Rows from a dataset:
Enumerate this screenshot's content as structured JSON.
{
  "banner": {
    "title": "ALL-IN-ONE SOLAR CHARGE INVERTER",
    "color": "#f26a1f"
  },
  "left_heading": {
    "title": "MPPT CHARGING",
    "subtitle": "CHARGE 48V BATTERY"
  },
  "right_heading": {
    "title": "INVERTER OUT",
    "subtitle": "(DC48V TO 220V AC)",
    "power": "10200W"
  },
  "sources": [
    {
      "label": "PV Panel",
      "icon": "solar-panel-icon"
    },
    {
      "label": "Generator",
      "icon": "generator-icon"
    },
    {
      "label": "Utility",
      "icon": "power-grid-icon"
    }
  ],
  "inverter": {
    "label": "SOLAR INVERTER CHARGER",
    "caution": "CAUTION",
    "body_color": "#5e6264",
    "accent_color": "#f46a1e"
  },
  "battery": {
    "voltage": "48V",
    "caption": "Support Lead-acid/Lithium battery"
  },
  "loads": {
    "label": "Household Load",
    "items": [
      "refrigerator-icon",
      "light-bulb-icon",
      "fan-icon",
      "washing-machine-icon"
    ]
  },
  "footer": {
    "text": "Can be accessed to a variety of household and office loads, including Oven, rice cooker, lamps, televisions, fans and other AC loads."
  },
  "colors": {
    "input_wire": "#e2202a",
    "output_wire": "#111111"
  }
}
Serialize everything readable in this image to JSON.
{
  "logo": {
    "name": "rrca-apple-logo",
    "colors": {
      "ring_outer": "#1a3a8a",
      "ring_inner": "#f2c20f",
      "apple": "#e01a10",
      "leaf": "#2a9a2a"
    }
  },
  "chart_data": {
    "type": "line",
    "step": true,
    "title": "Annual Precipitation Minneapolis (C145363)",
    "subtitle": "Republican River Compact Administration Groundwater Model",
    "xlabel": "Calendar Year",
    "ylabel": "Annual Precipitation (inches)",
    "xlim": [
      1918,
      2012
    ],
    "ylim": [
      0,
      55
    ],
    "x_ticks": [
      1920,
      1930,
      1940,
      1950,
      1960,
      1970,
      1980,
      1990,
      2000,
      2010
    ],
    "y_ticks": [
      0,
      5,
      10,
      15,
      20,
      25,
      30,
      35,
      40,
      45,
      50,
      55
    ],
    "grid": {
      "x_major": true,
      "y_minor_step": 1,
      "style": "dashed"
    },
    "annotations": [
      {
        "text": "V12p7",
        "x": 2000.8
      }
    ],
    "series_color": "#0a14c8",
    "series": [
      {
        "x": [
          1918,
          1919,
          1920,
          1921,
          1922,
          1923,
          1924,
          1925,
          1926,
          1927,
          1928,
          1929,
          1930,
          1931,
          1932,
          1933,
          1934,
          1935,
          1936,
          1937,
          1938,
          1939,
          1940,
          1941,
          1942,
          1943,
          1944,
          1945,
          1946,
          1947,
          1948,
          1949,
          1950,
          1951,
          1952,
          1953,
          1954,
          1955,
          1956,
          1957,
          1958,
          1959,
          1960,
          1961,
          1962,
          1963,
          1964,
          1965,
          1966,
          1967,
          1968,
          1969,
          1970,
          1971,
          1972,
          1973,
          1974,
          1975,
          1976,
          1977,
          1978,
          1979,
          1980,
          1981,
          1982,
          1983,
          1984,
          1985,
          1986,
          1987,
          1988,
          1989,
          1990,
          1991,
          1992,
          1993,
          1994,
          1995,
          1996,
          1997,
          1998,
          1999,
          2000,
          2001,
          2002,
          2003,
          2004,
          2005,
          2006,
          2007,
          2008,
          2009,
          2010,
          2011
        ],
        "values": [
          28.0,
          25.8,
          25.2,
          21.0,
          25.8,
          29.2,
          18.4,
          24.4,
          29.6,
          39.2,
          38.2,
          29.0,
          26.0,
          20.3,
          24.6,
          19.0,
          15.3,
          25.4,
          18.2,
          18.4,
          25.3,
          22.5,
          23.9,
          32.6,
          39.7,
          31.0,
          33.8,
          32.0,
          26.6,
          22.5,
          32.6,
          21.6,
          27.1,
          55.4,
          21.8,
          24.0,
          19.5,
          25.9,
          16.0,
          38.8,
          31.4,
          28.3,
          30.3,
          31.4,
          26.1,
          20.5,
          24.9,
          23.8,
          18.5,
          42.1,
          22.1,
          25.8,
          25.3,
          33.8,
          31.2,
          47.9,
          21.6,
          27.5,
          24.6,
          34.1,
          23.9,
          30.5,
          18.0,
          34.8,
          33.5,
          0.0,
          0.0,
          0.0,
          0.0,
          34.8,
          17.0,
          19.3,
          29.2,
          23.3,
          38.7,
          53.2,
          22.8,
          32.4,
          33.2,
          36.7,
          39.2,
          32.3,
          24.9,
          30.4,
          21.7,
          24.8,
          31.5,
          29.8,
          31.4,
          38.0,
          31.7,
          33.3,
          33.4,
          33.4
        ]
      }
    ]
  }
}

**What is being asked:** Pull out every line in the material above where "Precipitation" occurs.

**Full answer:**
    "title": "Annual Precipitation Minneapolis (C145363)",
    "ylabel": "Annual Precipitation (inches)",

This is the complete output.